-- GIVEN EXERCISE --
Skip the pictures and quote all of the lines exactly.
++++++++
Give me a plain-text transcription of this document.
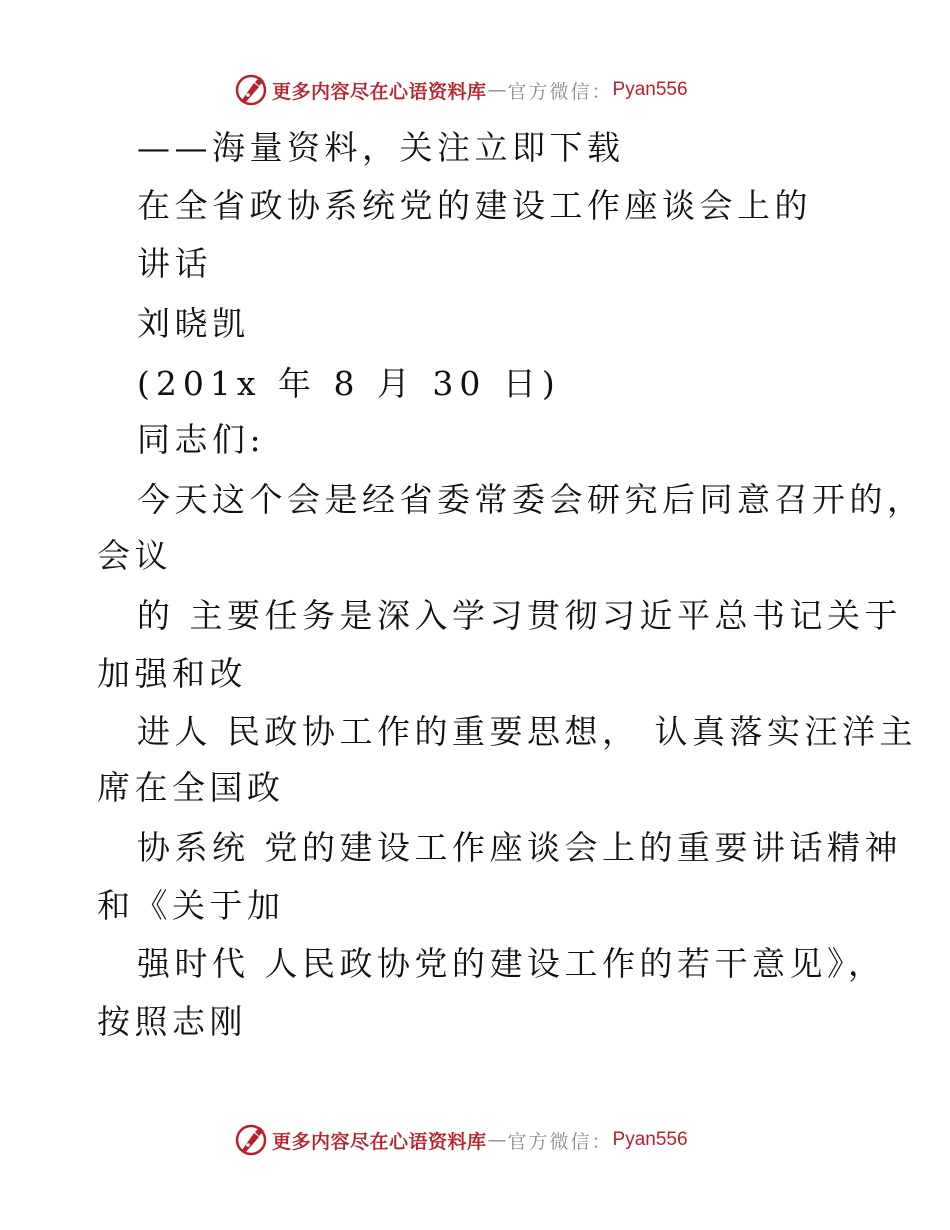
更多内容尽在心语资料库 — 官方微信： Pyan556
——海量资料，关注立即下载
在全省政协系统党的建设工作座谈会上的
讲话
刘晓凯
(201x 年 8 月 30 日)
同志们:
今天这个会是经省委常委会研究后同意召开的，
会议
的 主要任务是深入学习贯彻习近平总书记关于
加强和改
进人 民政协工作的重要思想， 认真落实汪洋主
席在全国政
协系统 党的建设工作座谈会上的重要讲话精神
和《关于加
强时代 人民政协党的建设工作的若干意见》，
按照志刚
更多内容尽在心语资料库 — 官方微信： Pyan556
++++++++
-- OUTPUT OF THE TASK --
Give me a plain-text transcription of this document.
更多内容尽在心语资料库 — 官方微信： Pyan556
——海量资料，关注立即下载
在全省政协系统党的建设工作座谈会上的
讲话
刘晓凯
(201x 年 8 月 30 日)
同志们:
今天这个会是经省委常委会研究后同意召开的，
会议
的 主要任务是深入学习贯彻习近平总书记关于
加强和改
进人 民政协工作的重要思想， 认真落实汪洋主
席在全国政
协系统 党的建设工作座谈会上的重要讲话精神
和《关于加
强时代 人民政协党的建设工作的若干意见》，
按照志刚
更多内容尽在心语资料库 — 官方微信： Pyan556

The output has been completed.